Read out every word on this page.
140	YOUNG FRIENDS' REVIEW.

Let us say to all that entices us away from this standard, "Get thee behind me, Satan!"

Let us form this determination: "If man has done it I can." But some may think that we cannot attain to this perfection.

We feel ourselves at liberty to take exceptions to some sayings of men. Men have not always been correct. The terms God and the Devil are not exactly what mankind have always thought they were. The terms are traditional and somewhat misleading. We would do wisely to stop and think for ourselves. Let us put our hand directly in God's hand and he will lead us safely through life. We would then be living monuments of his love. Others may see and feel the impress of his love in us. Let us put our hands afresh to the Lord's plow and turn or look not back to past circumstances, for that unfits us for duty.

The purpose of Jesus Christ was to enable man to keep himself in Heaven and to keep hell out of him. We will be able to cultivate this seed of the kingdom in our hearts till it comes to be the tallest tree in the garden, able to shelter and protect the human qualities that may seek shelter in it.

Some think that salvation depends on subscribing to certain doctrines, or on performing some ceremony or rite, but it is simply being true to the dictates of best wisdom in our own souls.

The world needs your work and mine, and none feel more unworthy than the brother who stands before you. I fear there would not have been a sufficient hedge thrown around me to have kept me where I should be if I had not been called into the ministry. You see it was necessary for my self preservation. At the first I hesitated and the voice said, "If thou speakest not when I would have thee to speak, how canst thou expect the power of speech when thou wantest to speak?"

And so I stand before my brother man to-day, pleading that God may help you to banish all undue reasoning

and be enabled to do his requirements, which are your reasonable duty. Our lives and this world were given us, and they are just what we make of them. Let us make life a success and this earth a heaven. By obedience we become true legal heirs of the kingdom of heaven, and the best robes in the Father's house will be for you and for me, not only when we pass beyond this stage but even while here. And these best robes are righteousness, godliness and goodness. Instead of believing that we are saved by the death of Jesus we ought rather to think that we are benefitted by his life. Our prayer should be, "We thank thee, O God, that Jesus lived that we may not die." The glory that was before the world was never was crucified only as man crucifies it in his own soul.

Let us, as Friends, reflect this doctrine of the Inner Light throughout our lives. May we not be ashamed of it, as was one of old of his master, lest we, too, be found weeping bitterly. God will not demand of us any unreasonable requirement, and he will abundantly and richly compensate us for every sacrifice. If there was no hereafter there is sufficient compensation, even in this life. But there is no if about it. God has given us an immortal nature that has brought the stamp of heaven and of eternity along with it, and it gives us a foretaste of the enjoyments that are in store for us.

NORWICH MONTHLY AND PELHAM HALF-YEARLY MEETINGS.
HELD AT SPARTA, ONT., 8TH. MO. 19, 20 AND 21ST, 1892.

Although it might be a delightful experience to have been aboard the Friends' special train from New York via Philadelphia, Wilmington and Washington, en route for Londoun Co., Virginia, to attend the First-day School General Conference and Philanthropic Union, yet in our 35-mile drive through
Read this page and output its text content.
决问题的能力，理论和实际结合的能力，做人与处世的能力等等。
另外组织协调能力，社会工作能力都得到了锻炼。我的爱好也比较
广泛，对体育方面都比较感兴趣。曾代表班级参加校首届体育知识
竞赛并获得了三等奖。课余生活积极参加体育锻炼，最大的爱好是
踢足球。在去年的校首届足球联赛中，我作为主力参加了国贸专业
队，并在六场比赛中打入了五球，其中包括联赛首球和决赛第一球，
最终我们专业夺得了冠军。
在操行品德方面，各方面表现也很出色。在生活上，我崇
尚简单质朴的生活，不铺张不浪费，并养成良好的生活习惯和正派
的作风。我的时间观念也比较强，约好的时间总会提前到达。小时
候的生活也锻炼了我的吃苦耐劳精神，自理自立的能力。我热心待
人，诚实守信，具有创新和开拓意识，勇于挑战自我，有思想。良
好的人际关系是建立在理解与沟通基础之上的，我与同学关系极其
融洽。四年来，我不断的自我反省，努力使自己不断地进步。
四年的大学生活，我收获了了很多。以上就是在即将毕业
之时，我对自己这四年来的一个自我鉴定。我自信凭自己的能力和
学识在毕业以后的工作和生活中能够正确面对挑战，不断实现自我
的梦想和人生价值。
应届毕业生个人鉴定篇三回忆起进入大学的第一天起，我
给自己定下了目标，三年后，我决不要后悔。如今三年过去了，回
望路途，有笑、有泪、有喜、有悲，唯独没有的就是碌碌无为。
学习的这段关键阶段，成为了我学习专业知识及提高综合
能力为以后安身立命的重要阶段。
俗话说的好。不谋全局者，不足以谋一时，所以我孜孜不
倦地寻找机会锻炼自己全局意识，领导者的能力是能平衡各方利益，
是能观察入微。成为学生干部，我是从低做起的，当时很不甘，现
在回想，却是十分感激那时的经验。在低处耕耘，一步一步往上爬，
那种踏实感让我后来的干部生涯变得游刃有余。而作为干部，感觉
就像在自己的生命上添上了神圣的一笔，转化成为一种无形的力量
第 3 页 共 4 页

+ + + + +

→ Given instruction:
Each record above should be returned exactly as it appears.

→ Reply:
Read out every word on this page.
140	YOUNG FRIENDS' REVIEW.

Let us say to all that entices us away from this standard, "Get thee behind me, Satan!"

Let us form this determination: "If man has done it I can." But some may think that we cannot attain to this perfection.

We feel ourselves at liberty to take exceptions to some sayings of men. Men have not always been correct. The terms God and the Devil are not exactly what mankind have always thought they were. The terms are traditional and somewhat misleading. We would do wisely to stop and think for ourselves. Let us put our hand directly in God's hand and he will lead us safely through life. We would then be living monuments of his love. Others may see and feel the impress of his love in us. Let us put our hands afresh to the Lord's plow and turn or look not back to past circumstances, for that unfits us for duty.

The purpose of Jesus Christ was to enable man to keep himself in Heaven and to keep hell out of him. We will be able to cultivate this seed of the kingdom in our hearts till it comes to be the tallest tree in the garden, able to shelter and protect the human qualities that may seek shelter in it.

Some think that salvation depends on subscribing to certain doctrines, or on performing some ceremony or rite, but it is simply being true to the dictates of best wisdom in our own souls.

The world needs your work and mine, and none feel more unworthy than the brother who stands before you. I fear there would not have been a sufficient hedge thrown around me to have kept me where I should be if I had not been called into the ministry. You see it was necessary for my self preservation. At the first I hesitated and the voice said, "If thou speakest not when I would have thee to speak, how canst thou expect the power of speech when thou wantest to speak?"

And so I stand before my brother man to-day, pleading that God may help you to banish all undue reasoning

and be enabled to do his requirements, which are your reasonable duty. Our lives and this world were given us, and they are just what we make of them. Let us make life a success and this earth a heaven. By obedience we become true legal heirs of the kingdom of heaven, and the best robes in the Father's house will be for you and for me, not only when we pass beyond this stage but even while here. And these best robes are righteousness, godliness and goodness. Instead of believing that we are saved by the death of Jesus we ought rather to think that we are benefitted by his life. Our prayer should be, "We thank thee, O God, that Jesus lived that we may not die." The glory that was before the world was never was crucified only as man crucifies it in his own soul.

Let us, as Friends, reflect this doctrine of the Inner Light throughout our lives. May we not be ashamed of it, as was one of old of his master, lest we, too, be found weeping bitterly. God will not demand of us any unreasonable requirement, and he will abundantly and richly compensate us for every sacrifice. If there was no hereafter there is sufficient compensation, even in this life. But there is no if about it. God has given us an immortal nature that has brought the stamp of heaven and of eternity along with it, and it gives us a foretaste of the enjoyments that are in store for us.

NORWICH MONTHLY AND PELHAM HALF-YEARLY MEETINGS.
HELD AT SPARTA, ONT., 8TH. MO. 19, 20 AND 21ST, 1892.

Although it might be a delightful experience to have been aboard the Friends' special train from New York via Philadelphia, Wilmington and Washington, en route for Londoun Co., Virginia, to attend the First-day School General Conference and Philanthropic Union, yet in our 35-mile drive through
Read this page and output its text content.
决问题的能力，理论和实际结合的能力，做人与处世的能力等等。
另外组织协调能力，社会工作能力都得到了锻炼。我的爱好也比较
广泛，对体育方面都比较感兴趣。曾代表班级参加校首届体育知识
竞赛并获得了三等奖。课余生活积极参加体育锻炼，最大的爱好是
踢足球。在去年的校首届足球联赛中，我作为主力参加了国贸专业
队，并在六场比赛中打入了五球，其中包括联赛首球和决赛第一球，
最终我们专业夺得了冠军。
在操行品德方面，各方面表现也很出色。在生活上，我崇
尚简单质朴的生活，不铺张不浪费，并养成良好的生活习惯和正派
的作风。我的时间观念也比较强，约好的时间总会提前到达。小时
候的生活也锻炼了我的吃苦耐劳精神，自理自立的能力。我热心待
人，诚实守信，具有创新和开拓意识，勇于挑战自我，有思想。良
好的人际关系是建立在理解与沟通基础之上的，我与同学关系极其
融洽。四年来，我不断的自我反省，努力使自己不断地进步。
四年的大学生活，我收获了了很多。以上就是在即将毕业
之时，我对自己这四年来的一个自我鉴定。我自信凭自己的能力和
学识在毕业以后的工作和生活中能够正确面对挑战，不断实现自我
的梦想和人生价值。
应届毕业生个人鉴定篇三回忆起进入大学的第一天起，我
给自己定下了目标，三年后，我决不要后悔。如今三年过去了，回
望路途，有笑、有泪、有喜、有悲，唯独没有的就是碌碌无为。
学习的这段关键阶段，成为了我学习专业知识及提高综合
能力为以后安身立命的重要阶段。
俗话说的好。不谋全局者，不足以谋一时，所以我孜孜不
倦地寻找机会锻炼自己全局意识，领导者的能力是能平衡各方利益，
是能观察入微。成为学生干部，我是从低做起的，当时很不甘，现
在回想，却是十分感激那时的经验。在低处耕耘，一步一步往上爬，
那种踏实感让我后来的干部生涯变得游刃有余。而作为干部，感觉
就像在自己的生命上添上了神圣的一笔，转化成为一种无形的力量
第 3 页 共 4 页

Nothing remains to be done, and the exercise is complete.